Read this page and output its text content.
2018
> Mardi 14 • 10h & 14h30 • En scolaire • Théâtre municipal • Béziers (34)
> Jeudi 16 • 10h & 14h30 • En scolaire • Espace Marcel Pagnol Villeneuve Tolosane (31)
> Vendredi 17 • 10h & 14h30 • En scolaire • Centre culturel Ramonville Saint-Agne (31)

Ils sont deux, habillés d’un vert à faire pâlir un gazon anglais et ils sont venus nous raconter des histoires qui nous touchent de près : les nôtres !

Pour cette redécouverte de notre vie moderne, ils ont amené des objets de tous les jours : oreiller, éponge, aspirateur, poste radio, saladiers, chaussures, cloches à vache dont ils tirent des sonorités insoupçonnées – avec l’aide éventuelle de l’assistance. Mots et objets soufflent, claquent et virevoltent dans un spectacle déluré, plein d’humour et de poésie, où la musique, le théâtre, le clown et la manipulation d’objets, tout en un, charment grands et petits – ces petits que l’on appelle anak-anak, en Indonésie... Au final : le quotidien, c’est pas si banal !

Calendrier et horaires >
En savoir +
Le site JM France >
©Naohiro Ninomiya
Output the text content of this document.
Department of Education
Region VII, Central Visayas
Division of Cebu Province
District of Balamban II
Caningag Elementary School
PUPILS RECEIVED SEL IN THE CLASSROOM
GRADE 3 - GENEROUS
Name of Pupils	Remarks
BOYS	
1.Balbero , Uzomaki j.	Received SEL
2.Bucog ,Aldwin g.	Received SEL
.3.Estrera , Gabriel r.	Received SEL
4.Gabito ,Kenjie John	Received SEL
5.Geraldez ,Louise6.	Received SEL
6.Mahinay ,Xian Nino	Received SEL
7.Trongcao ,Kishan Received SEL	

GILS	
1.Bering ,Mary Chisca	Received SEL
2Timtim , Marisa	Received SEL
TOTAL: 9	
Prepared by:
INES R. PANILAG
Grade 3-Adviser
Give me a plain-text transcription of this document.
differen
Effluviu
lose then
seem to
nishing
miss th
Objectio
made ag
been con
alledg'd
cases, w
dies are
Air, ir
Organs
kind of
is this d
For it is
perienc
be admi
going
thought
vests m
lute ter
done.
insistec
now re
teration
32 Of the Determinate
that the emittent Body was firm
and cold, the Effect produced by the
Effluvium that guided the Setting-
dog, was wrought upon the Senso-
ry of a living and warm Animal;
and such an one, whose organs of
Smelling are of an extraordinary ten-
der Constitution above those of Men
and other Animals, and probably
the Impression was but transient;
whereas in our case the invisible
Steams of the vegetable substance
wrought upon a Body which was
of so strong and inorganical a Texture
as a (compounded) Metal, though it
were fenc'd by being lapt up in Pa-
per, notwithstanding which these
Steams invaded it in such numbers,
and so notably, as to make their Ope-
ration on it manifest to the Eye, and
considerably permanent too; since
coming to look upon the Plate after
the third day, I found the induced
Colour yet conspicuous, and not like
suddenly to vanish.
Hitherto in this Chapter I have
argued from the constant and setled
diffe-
* * * * * * * * *
Set problem:
Give the complete listing a second time, exactly as it reads.

Correct output:
Read this page and output its text content.
2018
> Mardi 14 • 10h & 14h30 • En scolaire • Théâtre municipal • Béziers (34)
> Jeudi 16 • 10h & 14h30 • En scolaire • Espace Marcel Pagnol Villeneuve Tolosane (31)
> Vendredi 17 • 10h & 14h30 • En scolaire • Centre culturel Ramonville Saint-Agne (31)

Ils sont deux, habillés d’un vert à faire pâlir un gazon anglais et ils sont venus nous raconter des histoires qui nous touchent de près : les nôtres !

Pour cette redécouverte de notre vie moderne, ils ont amené des objets de tous les jours : oreiller, éponge, aspirateur, poste radio, saladiers, chaussures, cloches à vache dont ils tirent des sonorités insoupçonnées – avec l’aide éventuelle de l’assistance. Mots et objets soufflent, claquent et virevoltent dans un spectacle déluré, plein d’humour et de poésie, où la musique, le théâtre, le clown et la manipulation d’objets, tout en un, charment grands et petits – ces petits que l’on appelle anak-anak, en Indonésie... Au final : le quotidien, c’est pas si banal !

Calendrier et horaires >
En savoir +
Le site JM France >
©Naohiro Ninomiya
Output the text content of this document.
Department of Education
Region VII, Central Visayas
Division of Cebu Province
District of Balamban II
Caningag Elementary School
PUPILS RECEIVED SEL IN THE CLASSROOM
GRADE 3 - GENEROUS
Name of Pupils	Remarks
BOYS	
1.Balbero , Uzomaki j.	Received SEL
2.Bucog ,Aldwin g.	Received SEL
.3.Estrera , Gabriel r.	Received SEL
4.Gabito ,Kenjie John	Received SEL
5.Geraldez ,Louise6.	Received SEL
6.Mahinay ,Xian Nino	Received SEL
7.Trongcao ,Kishan Received SEL	

GILS	
1.Bering ,Mary Chisca	Received SEL
2Timtim , Marisa	Received SEL
TOTAL: 9	
Prepared by:
INES R. PANILAG
Grade 3-Adviser
Give me a plain-text transcription of this document.
differen
Effluviu
lose then
seem to
nishing
miss th
Objectio
made ag
been con
alledg'd
cases, w
dies are
Air, ir
Organs
kind of
is this d
For it is
perienc
be admi
going
thought
vests m
lute ter
done.
insistec
now re
teration
32 Of the Determinate
that the emittent Body was firm
and cold, the Effect produced by the
Effluvium that guided the Setting-
dog, was wrought upon the Senso-
ry of a living and warm Animal;
and such an one, whose organs of
Smelling are of an extraordinary ten-
der Constitution above those of Men
and other Animals, and probably
the Impression was but transient;
whereas in our case the invisible
Steams of the vegetable substance
wrought upon a Body which was
of so strong and inorganical a Texture
as a (compounded) Metal, though it
were fenc'd by being lapt up in Pa-
per, notwithstanding which these
Steams invaded it in such numbers,
and so notably, as to make their Ope-
ration on it manifest to the Eye, and
considerably permanent too; since
coming to look upon the Plate after
the third day, I found the induced
Colour yet conspicuous, and not like
suddenly to vanish.
Hitherto in this Chapter I have
argued from the constant and setled
diffe-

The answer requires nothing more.